[EXERCISE]: Reproduce the listing below character for character; drop every image.

[DATA LINES]:
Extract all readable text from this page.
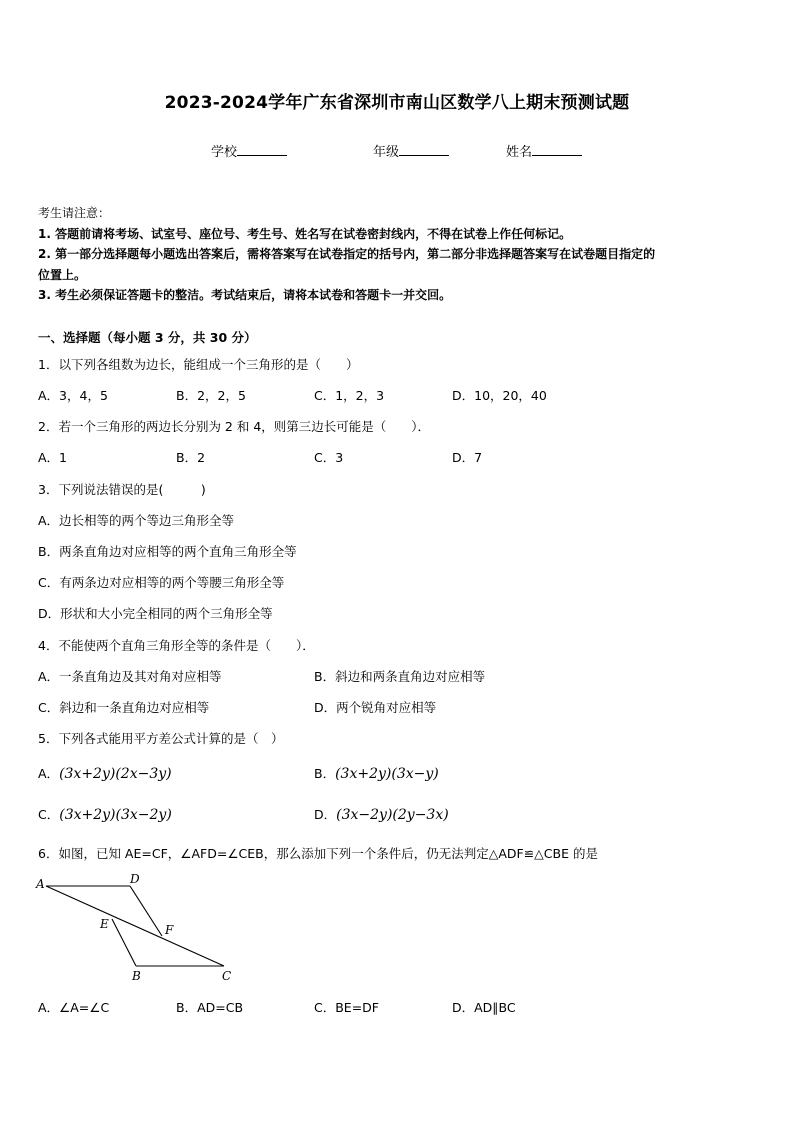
2023-2024学年广东省深圳市南山区数学八上期末预测试题
学校	年级	姓名
考生请注意：
1. 答题前请将考场、试室号、座位号、考生号、姓名写在试卷密封线内，不得在试卷上作任何标记。
2. 第一部分选择题每小题选出答案后，需将答案写在试卷指定的括号内，第二部分非选择题答案写在试卷题目指定的
位置上。
3. 考生必须保证答题卡的整洁。考试结束后，请将本试卷和答题卡一并交回。
一、选择题（每小题 3 分，共 30 分）
1．以下列各组数为边长，能组成一个三角形的是（　　）
A．3，4，5	B．2，2，5	C．1，2，3	D．10，20，40
2．若一个三角形的两边长分别为 2 和 4，则第三边长可能是（　　）．
A．1	B．2	C．3	D．7
3．下列说法错误的是(　　　)
A．边长相等的两个等边三角形全等
B．两条直角边对应相等的两个直角三角形全等
C．有两条边对应相等的两个等腰三角形全等
D．形状和大小完全相同的两个三角形全等
4．不能使两个直角三角形全等的条件是（　　）．
A．一条直角边及其对角对应相等	B．斜边和两条直角边对应相等
C．斜边和一条直角边对应相等	D．两个锐角对应相等
5．下列各式能用平方差公式计算的是（　）
A．(3x+2y)(2x−3y)	B．(3x+2y)(3x−y)
C．(3x+2y)(3x−2y)	D．(3x−2y)(2y−3x)
6．如图，已知 AE=CF，∠AFD=∠CEB，那么添加下列一个条件后，仍无法判定△ADF≌△CBE 的是
A	D
E	F
B	C
A．∠A=∠C	B．AD=CB	C．BE=DF	D．AD∥BC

[ANSWER FOR THE TASK]:
Extract all readable text from this page.
2023-2024学年广东省深圳市南山区数学八上期末预测试题
学校	年级	姓名
考生请注意：
1. 答题前请将考场、试室号、座位号、考生号、姓名写在试卷密封线内，不得在试卷上作任何标记。
2. 第一部分选择题每小题选出答案后，需将答案写在试卷指定的括号内，第二部分非选择题答案写在试卷题目指定的
位置上。
3. 考生必须保证答题卡的整洁。考试结束后，请将本试卷和答题卡一并交回。
一、选择题（每小题 3 分，共 30 分）
1．以下列各组数为边长，能组成一个三角形的是（　　）
A．3，4，5	B．2，2，5	C．1，2，3	D．10，20，40
2．若一个三角形的两边长分别为 2 和 4，则第三边长可能是（　　）．
A．1	B．2	C．3	D．7
3．下列说法错误的是(　　　)
A．边长相等的两个等边三角形全等
B．两条直角边对应相等的两个直角三角形全等
C．有两条边对应相等的两个等腰三角形全等
D．形状和大小完全相同的两个三角形全等
4．不能使两个直角三角形全等的条件是（　　）．
A．一条直角边及其对角对应相等	B．斜边和两条直角边对应相等
C．斜边和一条直角边对应相等	D．两个锐角对应相等
5．下列各式能用平方差公式计算的是（　）
A．(3x+2y)(2x−3y)	B．(3x+2y)(3x−y)
C．(3x+2y)(3x−2y)	D．(3x−2y)(2y−3x)
6．如图，已知 AE=CF，∠AFD=∠CEB，那么添加下列一个条件后，仍无法判定△ADF≌△CBE 的是
A	D
E	F
B	C
A．∠A=∠C	B．AD=CB	C．BE=DF	D．AD∥BC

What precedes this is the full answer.